• Exercise goal: Copy the items starting at the line that contains "Patent image size: (803, 966)." and ending at the line that contains "The sprocket wheel 111 is at (182, 462).", keeping every character unchanged.

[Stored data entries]
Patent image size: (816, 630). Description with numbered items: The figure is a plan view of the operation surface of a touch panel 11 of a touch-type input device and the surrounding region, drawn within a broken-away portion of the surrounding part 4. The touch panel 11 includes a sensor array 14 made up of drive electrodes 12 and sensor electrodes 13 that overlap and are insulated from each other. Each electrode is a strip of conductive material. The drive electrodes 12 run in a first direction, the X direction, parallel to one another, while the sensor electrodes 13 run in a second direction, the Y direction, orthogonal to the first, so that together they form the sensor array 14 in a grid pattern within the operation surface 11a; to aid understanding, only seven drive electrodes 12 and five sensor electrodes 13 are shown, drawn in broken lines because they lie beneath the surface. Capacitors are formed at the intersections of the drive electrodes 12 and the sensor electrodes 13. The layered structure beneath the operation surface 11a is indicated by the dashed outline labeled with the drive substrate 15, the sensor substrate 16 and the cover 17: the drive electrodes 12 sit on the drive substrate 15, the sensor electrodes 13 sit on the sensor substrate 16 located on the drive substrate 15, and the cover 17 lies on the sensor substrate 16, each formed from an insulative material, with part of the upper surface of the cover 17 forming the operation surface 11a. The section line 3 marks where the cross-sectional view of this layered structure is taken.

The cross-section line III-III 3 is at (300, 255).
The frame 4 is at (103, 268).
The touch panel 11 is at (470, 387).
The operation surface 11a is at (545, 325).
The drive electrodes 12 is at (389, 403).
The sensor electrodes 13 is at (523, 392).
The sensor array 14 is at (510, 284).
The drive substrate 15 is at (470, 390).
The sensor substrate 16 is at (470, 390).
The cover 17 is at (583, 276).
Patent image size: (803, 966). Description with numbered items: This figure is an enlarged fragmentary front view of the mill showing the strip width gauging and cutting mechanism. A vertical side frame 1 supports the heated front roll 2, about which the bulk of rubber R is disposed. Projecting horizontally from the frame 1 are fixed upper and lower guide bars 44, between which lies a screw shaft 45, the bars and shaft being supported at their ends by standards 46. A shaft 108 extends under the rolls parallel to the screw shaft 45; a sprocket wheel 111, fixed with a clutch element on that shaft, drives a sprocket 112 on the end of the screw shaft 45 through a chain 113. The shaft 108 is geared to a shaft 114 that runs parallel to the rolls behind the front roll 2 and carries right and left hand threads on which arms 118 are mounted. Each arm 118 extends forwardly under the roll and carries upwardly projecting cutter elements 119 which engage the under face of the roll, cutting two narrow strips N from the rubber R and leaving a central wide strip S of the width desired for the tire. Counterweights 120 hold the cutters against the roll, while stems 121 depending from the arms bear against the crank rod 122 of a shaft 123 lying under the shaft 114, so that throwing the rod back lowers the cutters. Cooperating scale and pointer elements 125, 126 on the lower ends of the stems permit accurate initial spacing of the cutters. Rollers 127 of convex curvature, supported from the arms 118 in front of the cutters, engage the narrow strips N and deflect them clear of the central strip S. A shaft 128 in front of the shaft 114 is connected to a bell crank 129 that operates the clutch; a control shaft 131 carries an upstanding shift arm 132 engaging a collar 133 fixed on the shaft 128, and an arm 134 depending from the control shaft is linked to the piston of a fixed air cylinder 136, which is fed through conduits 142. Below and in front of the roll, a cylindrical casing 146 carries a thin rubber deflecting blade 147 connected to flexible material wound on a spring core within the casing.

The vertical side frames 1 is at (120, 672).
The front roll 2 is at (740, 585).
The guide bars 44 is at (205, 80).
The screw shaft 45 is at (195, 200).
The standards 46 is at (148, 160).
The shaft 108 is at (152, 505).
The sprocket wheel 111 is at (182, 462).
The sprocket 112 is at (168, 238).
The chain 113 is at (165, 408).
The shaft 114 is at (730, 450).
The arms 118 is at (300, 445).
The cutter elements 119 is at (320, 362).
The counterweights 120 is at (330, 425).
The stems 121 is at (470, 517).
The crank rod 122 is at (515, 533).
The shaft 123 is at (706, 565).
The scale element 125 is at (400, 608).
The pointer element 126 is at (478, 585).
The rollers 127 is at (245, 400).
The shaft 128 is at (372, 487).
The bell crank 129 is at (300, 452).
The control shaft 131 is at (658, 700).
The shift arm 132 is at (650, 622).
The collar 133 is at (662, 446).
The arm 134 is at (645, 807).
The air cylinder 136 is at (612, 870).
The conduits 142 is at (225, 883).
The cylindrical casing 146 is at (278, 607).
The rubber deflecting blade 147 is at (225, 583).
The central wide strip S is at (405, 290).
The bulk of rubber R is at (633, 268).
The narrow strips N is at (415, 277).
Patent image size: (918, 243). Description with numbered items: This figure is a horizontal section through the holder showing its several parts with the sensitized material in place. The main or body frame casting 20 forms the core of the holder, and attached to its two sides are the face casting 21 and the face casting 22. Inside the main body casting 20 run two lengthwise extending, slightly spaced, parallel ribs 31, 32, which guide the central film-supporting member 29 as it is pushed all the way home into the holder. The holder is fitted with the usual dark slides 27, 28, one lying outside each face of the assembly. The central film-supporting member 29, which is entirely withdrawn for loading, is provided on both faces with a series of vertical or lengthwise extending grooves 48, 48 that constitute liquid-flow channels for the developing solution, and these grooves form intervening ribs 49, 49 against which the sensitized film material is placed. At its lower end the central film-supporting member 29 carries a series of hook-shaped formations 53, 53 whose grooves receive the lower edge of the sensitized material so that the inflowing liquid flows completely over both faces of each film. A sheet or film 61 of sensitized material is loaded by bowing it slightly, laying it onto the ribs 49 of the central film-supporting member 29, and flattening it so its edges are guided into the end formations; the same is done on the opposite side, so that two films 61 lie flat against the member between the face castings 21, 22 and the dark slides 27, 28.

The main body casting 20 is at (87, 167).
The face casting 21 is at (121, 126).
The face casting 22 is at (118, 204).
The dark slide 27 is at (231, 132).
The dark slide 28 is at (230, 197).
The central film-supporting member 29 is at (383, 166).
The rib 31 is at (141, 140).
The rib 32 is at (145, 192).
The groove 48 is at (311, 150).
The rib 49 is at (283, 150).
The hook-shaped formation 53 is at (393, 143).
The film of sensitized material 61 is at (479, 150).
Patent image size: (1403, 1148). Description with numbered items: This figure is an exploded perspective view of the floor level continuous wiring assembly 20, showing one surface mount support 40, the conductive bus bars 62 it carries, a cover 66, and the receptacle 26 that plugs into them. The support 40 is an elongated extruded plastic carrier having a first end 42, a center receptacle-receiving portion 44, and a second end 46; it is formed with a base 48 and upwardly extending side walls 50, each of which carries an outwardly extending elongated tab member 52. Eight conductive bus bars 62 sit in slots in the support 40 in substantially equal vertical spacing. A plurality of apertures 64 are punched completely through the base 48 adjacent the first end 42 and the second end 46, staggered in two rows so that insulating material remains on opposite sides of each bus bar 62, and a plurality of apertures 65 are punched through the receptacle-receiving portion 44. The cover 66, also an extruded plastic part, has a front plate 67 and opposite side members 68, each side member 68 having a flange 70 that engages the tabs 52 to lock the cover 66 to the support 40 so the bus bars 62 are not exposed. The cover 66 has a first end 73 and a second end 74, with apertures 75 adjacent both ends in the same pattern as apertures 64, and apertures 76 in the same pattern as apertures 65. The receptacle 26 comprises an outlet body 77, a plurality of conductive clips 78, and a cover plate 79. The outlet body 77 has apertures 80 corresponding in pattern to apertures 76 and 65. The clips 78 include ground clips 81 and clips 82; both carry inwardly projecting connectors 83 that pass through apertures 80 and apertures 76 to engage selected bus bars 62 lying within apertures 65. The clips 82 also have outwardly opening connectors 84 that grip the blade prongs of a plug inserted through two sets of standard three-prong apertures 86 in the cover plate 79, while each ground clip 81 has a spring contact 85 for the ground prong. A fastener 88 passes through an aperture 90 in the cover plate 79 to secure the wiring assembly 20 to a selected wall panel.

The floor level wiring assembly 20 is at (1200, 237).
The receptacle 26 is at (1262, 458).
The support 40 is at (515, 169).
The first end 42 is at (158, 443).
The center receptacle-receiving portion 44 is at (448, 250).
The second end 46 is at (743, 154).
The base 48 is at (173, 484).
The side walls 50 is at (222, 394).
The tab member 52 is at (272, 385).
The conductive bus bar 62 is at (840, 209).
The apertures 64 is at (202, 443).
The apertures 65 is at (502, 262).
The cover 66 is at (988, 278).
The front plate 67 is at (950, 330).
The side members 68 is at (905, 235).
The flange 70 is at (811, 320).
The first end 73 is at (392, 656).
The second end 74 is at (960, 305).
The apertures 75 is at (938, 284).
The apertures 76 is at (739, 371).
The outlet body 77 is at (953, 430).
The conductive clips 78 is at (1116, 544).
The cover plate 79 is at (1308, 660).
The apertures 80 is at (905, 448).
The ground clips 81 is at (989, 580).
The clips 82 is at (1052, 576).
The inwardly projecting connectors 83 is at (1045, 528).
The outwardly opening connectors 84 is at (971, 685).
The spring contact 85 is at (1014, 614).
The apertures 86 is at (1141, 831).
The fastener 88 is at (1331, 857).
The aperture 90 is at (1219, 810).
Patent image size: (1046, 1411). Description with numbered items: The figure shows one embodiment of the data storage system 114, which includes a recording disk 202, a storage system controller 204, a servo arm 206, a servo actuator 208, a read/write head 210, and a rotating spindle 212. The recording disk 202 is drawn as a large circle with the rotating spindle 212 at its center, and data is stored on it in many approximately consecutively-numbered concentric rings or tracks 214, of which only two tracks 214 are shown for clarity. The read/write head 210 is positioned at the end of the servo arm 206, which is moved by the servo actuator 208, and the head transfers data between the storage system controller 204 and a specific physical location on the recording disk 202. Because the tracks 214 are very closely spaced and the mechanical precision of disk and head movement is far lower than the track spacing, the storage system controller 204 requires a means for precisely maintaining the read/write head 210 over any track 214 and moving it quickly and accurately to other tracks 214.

• Complete output:
Patent image size: (803, 966). Description with numbered items: This figure is an enlarged fragmentary front view of the mill showing the strip width gauging and cutting mechanism. A vertical side frame 1 supports the heated front roll 2, about which the bulk of rubber R is disposed. Projecting horizontally from the frame 1 are fixed upper and lower guide bars 44, between which lies a screw shaft 45, the bars and shaft being supported at their ends by standards 46. A shaft 108 extends under the rolls parallel to the screw shaft 45; a sprocket wheel 111, fixed with a clutch element on that shaft, drives a sprocket 112 on the end of the screw shaft 45 through a chain 113. The shaft 108 is geared to a shaft 114 that runs parallel to the rolls behind the front roll 2 and carries right and left hand threads on which arms 118 are mounted. Each arm 118 extends forwardly under the roll and carries upwardly projecting cutter elements 119 which engage the under face of the roll, cutting two narrow strips N from the rubber R and leaving a central wide strip S of the width desired for the tire. Counterweights 120 hold the cutters against the roll, while stems 121 depending from the arms bear against the crank rod 122 of a shaft 123 lying under the shaft 114, so that throwing the rod back lowers the cutters. Cooperating scale and pointer elements 125, 126 on the lower ends of the stems permit accurate initial spacing of the cutters. Rollers 127 of convex curvature, supported from the arms 118 in front of the cutters, engage the narrow strips N and deflect them clear of the central strip S. A shaft 128 in front of the shaft 114 is connected to a bell crank 129 that operates the clutch; a control shaft 131 carries an upstanding shift arm 132 engaging a collar 133 fixed on the shaft 128, and an arm 134 depending from the control shaft is linked to the piston of a fixed air cylinder 136, which is fed through conduits 142. Below and in front of the roll, a cylindrical casing 146 carries a thin rubber deflecting blade 147 connected to flexible material wound on a spring core within the casing.

The vertical side frames 1 is at (120, 672).
The front roll 2 is at (740, 585).
The guide bars 44 is at (205, 80).
The screw shaft 45 is at (195, 200).
The standards 46 is at (148, 160).
The shaft 108 is at (152, 505).
The sprocket wheel 111 is at (182, 462).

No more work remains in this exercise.